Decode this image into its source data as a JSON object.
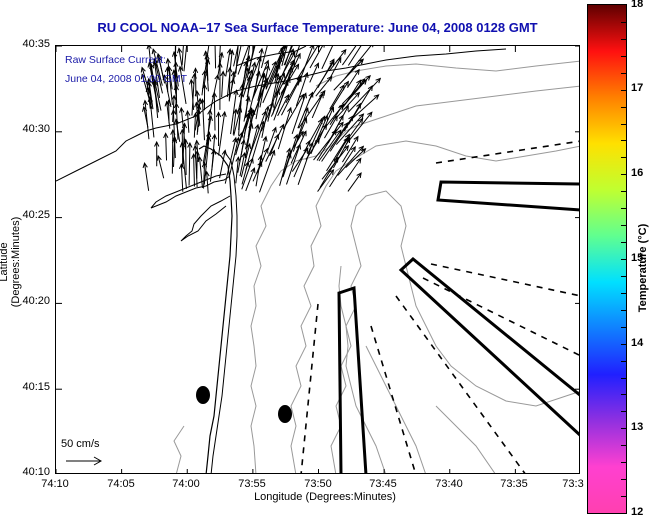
{
  "title": "RU COOL  NOAA–17  Sea Surface Temperature:  June 04, 2008 0128 GMT",
  "current_legend": {
    "line1": "Raw Surface Current:",
    "line2": "June 04, 2008 01:00 GMT"
  },
  "scale_arrow": {
    "label": "50 cm/s",
    "speed_cm_s": 50
  },
  "axes": {
    "xlabel": "Longitude (Degrees:Minutes)",
    "ylabel": "Latitude (Degrees:Minutes)",
    "xticks": [
      "74:10",
      "74:05",
      "74:00",
      "73:55",
      "73:50",
      "73:45",
      "73:40",
      "73:35",
      "73:3"
    ],
    "yticks": [
      "40:35",
      "40:30",
      "40:25",
      "40:20",
      "40:15",
      "40:10"
    ],
    "xrange_deg_min": [
      "74:10",
      "73:30"
    ],
    "yrange_deg_min": [
      "40:10",
      "40:35"
    ]
  },
  "colorbar": {
    "label": "Temperature (°C)",
    "ticks": [
      "18",
      "17",
      "16",
      "15",
      "14",
      "13",
      "12"
    ],
    "range": [
      12,
      18
    ],
    "colors": [
      "#ff40b0",
      "#ff40d0",
      "#9030e0",
      "#2020ff",
      "#1080ff",
      "#00e0ff",
      "#60ff90",
      "#c0ff30",
      "#ffe000",
      "#ff8000",
      "#ff1010",
      "#600000"
    ]
  },
  "chart_data": {
    "type": "map",
    "title": "RU COOL  NOAA–17  Sea Surface Temperature:  June 04, 2008 0128 GMT",
    "xlabel": "Longitude (Degrees:Minutes)",
    "ylabel": "Latitude (Degrees:Minutes)",
    "xlim": [
      -74.1667,
      -73.5
    ],
    "ylim": [
      40.1667,
      40.5833
    ],
    "markers": [
      {
        "name": "buoy-1",
        "lon": -73.98,
        "lat": 40.245
      },
      {
        "name": "buoy-2",
        "lon": -73.872,
        "lat": 40.225
      }
    ],
    "current_vectors": {
      "region_lon": [
        -74.05,
        -73.79
      ],
      "region_lat": [
        40.44,
        40.565
      ],
      "mean_direction_deg_from_north": 15,
      "typical_speed_cm_s": 50
    },
    "polygons": [
      {
        "name": "transect-box-north",
        "style": "solid"
      },
      {
        "name": "transect-box-diagonal",
        "style": "solid"
      },
      {
        "name": "transect-box-south",
        "style": "solid"
      }
    ],
    "dashed_lines": 6,
    "legend": [
      "Raw Surface Current: June 04, 2008 01:00 GMT",
      "50 cm/s"
    ]
  }
}
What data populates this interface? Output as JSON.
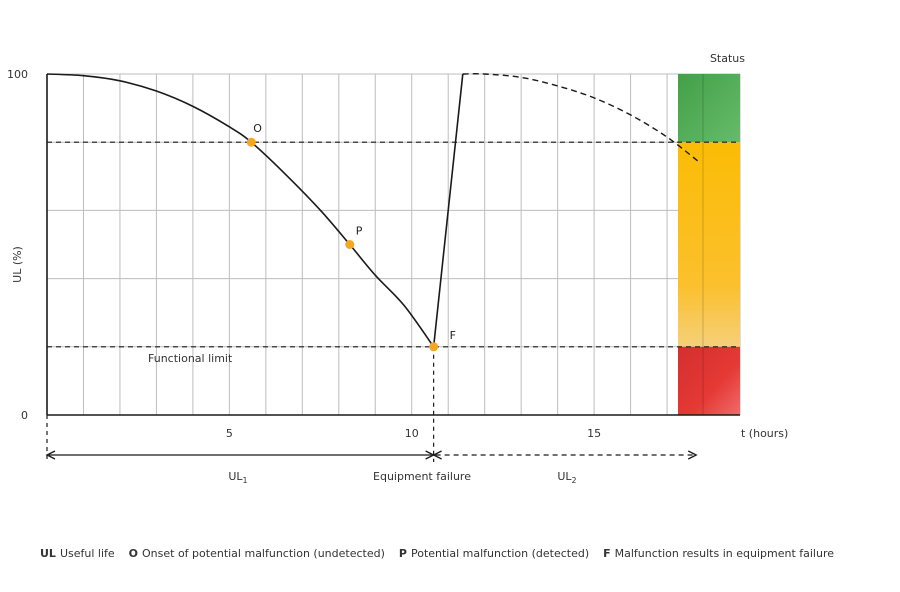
{
  "chart_data": {
    "type": "line",
    "xlabel": "t (hours)",
    "ylabel": "UL (%)",
    "xlim": [
      0,
      19
    ],
    "ylim": [
      0,
      100
    ],
    "x_ticks": [
      5,
      10,
      15
    ],
    "y_ticks": [
      0,
      100
    ],
    "grid": true,
    "series": [
      {
        "style": "solid",
        "x": [
          0,
          1,
          2,
          3,
          4,
          5,
          5.6,
          6.5,
          7.5,
          8.3,
          9,
          9.8,
          10.6,
          11.4
        ],
        "y": [
          100,
          99.5,
          98,
          95,
          90.5,
          84.5,
          80,
          71,
          60,
          50,
          41,
          32,
          20,
          100
        ]
      },
      {
        "style": "dashed",
        "x": [
          11.4,
          12,
          13,
          14,
          15,
          16,
          17,
          17.9
        ],
        "y": [
          100,
          100,
          99,
          96.5,
          93,
          88,
          81.5,
          74
        ]
      }
    ],
    "reference_lines": [
      {
        "axis": "y",
        "value": 80
      },
      {
        "axis": "y",
        "value": 20,
        "label": "Functional limit"
      },
      {
        "axis": "x",
        "value": 10.6
      }
    ],
    "points": [
      {
        "label": "O",
        "x": 5.6,
        "y": 80
      },
      {
        "label": "P",
        "x": 8.3,
        "y": 50
      },
      {
        "label": "F",
        "x": 10.6,
        "y": 20
      }
    ],
    "status_bar": {
      "title": "Status",
      "bands": [
        {
          "from": 80,
          "to": 100,
          "color": "#4CAF50"
        },
        {
          "from": 20,
          "to": 80,
          "color": "#FBC02D"
        },
        {
          "from": 0,
          "to": 20,
          "color": "#D32F2F"
        }
      ]
    },
    "spans": [
      {
        "label": "UL",
        "subscript": "1",
        "from": 0,
        "to": 10.6,
        "style": "solid"
      },
      {
        "label": "UL",
        "subscript": "2",
        "from": 10.6,
        "to": 17.8,
        "style": "dashed"
      }
    ],
    "annotations": {
      "equipment_failure": "Equipment failure"
    },
    "colors": {
      "point": "#F5A623",
      "line": "#1a1a1a",
      "grid": "#bdbdbd"
    },
    "legend_items": [
      {
        "key": "UL",
        "text": "Useful life"
      },
      {
        "key": "O",
        "text": "Onset of potential malfunction (undetected)"
      },
      {
        "key": "P",
        "text": "Potential malfunction (detected)"
      },
      {
        "key": "F",
        "text": "Malfunction results in equipment failure"
      }
    ]
  }
}
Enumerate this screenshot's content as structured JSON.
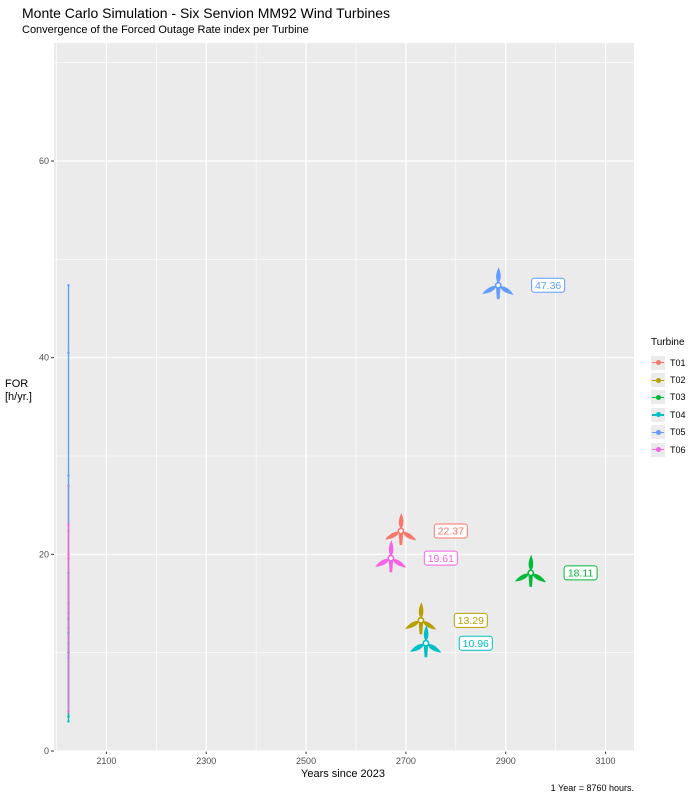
{
  "header": {
    "title": "Monte Carlo Simulation - Six Senvion MM92 Wind Turbines",
    "subtitle": "Convergence of the Forced Outage Rate index per Turbine"
  },
  "caption": "1 Year = 8760 hours.",
  "legend": {
    "title": "Turbine"
  },
  "chart_data": {
    "type": "line",
    "title": "Monte Carlo Simulation - Six Senvion MM92 Wind Turbines",
    "subtitle": "Convergence of the Forced Outage Rate index per Turbine",
    "xlabel": "Years since 2023",
    "ylabel": "FOR\n[h/yr.]",
    "xlim": [
      1995,
      3157
    ],
    "ylim": [
      0,
      72
    ],
    "x_ticks": [
      2100,
      2300,
      2500,
      2700,
      2900,
      3100
    ],
    "y_ticks": [
      0,
      20,
      40,
      60
    ],
    "grid": true,
    "legend_position": "right",
    "series": [
      {
        "name": "T01",
        "color": "#F8766D",
        "x": [
          2024,
          2024,
          2024,
          2024
        ],
        "y": [
          14.0,
          27.0,
          20.0,
          22.37
        ],
        "icon": {
          "x": 2690,
          "y": 22.37
        },
        "label": {
          "x": 2790,
          "y": 22.37,
          "text": "22.37"
        }
      },
      {
        "name": "T02",
        "color": "#B79F00",
        "x": [
          2024,
          2024,
          2024,
          2024
        ],
        "y": [
          10.0,
          15.0,
          12.5,
          13.29
        ],
        "icon": {
          "x": 2730,
          "y": 13.29
        },
        "label": {
          "x": 2830,
          "y": 13.29,
          "text": "13.29"
        }
      },
      {
        "name": "T03",
        "color": "#00BA38",
        "x": [
          2024,
          2024,
          2024,
          2024
        ],
        "y": [
          3.5,
          13.5,
          12.0,
          18.11
        ],
        "icon": {
          "x": 2950,
          "y": 18.11
        },
        "label": {
          "x": 3050,
          "y": 18.11,
          "text": "18.11"
        }
      },
      {
        "name": "T04",
        "color": "#00BFC4",
        "x": [
          2024,
          2024,
          2024,
          2024
        ],
        "y": [
          3.0,
          12.0,
          10.0,
          10.96
        ],
        "icon": {
          "x": 2740,
          "y": 10.96
        },
        "label": {
          "x": 2840,
          "y": 10.96,
          "text": "10.96"
        }
      },
      {
        "name": "T05",
        "color": "#619CFF",
        "x": [
          2024,
          2024,
          2024,
          2024
        ],
        "y": [
          9.5,
          40.5,
          28.0,
          47.36
        ],
        "icon": {
          "x": 2885,
          "y": 47.36
        },
        "label": {
          "x": 2985,
          "y": 47.36,
          "text": "47.36"
        }
      },
      {
        "name": "T06",
        "color": "#F564E3",
        "x": [
          2024,
          2024,
          2024,
          2024
        ],
        "y": [
          4.0,
          23.0,
          17.5,
          19.61
        ],
        "icon": {
          "x": 2670,
          "y": 19.61
        },
        "label": {
          "x": 2770,
          "y": 19.61,
          "text": "19.61"
        }
      }
    ]
  }
}
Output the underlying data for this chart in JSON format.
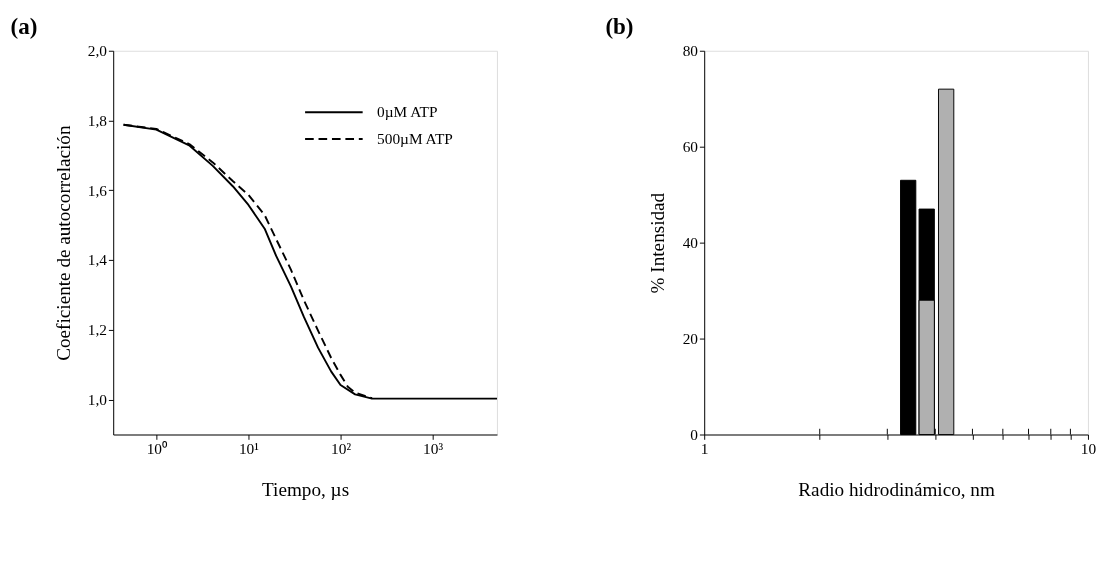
{
  "chart_data": [
    {
      "type": "line",
      "title": "(a)",
      "xlabel": "Tiempo, µs",
      "ylabel": "Coeficiente de autocorrelación",
      "log": "x",
      "legend": "top right",
      "grid": false,
      "xlim": [
        0.34,
        5000
      ],
      "xticks": [
        {
          "value": 1,
          "label": "10⁰"
        },
        {
          "value": 10,
          "label": "10¹"
        },
        {
          "value": 100,
          "label": "10²"
        },
        {
          "value": 1000,
          "label": "10³"
        }
      ],
      "ylim": [
        0.9,
        2.0
      ],
      "yticks": [
        {
          "value": 1.0,
          "label": "1,0"
        },
        {
          "value": 1.2,
          "label": "1,2"
        },
        {
          "value": 1.4,
          "label": "1,4"
        },
        {
          "value": 1.6,
          "label": "1,6"
        },
        {
          "value": 1.8,
          "label": "1,8"
        },
        {
          "value": 2.0,
          "label": "2,0"
        }
      ],
      "series": [
        {
          "name": "0µM ATP",
          "color": "#000000",
          "line_style": "solid",
          "x": [
            0.44,
            1,
            2.3,
            4.1,
            6.8,
            10,
            15,
            20,
            29,
            40,
            57,
            79,
            100,
            144,
            220,
            1000,
            5000
          ],
          "values": [
            1.788,
            1.774,
            1.728,
            1.67,
            1.611,
            1.558,
            1.49,
            1.412,
            1.324,
            1.237,
            1.149,
            1.081,
            1.042,
            1.015,
            1.003,
            1.003,
            1.003
          ]
        },
        {
          "name": "500µM ATP",
          "color": "#000000",
          "line_style": "dashed",
          "x": [
            0.44,
            1,
            2.3,
            4.1,
            6.8,
            10,
            15,
            20,
            29,
            40,
            57,
            79,
            100,
            120,
            144,
            220
          ],
          "values": [
            1.788,
            1.776,
            1.732,
            1.68,
            1.626,
            1.587,
            1.529,
            1.46,
            1.372,
            1.285,
            1.198,
            1.12,
            1.071,
            1.037,
            1.02,
            1.004
          ]
        }
      ]
    },
    {
      "type": "bar",
      "title": "(b)",
      "xlabel": "Radio hidrodinámico, nm",
      "ylabel": "% Intensidad",
      "log": "x",
      "grid": false,
      "xlim": [
        1,
        10
      ],
      "xticks": [
        1,
        {
          "value": 2,
          "label": null
        },
        {
          "value": 3,
          "label": null
        },
        {
          "value": 4,
          "label": null
        },
        {
          "value": 5,
          "label": null
        },
        {
          "value": 6,
          "label": null
        },
        {
          "value": 7,
          "label": null
        },
        {
          "value": 8,
          "label": null
        },
        {
          "value": 9,
          "label": null
        },
        10
      ],
      "ylim": [
        0,
        80
      ],
      "yticks": [
        0,
        20,
        40,
        60,
        80
      ],
      "series": [
        {
          "color": "#000000",
          "x": [
            3.4,
            3.8
          ],
          "values": [
            53,
            47
          ]
        },
        {
          "color": "#b0b0b0",
          "x": [
            3.8,
            4.27
          ],
          "values": [
            28,
            72
          ]
        }
      ]
    }
  ]
}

__TASK GOAL__:
Go through the material above and count the lines that contain "hours"; answer with the number alone.

__EXPECTED OUTPUT__:
2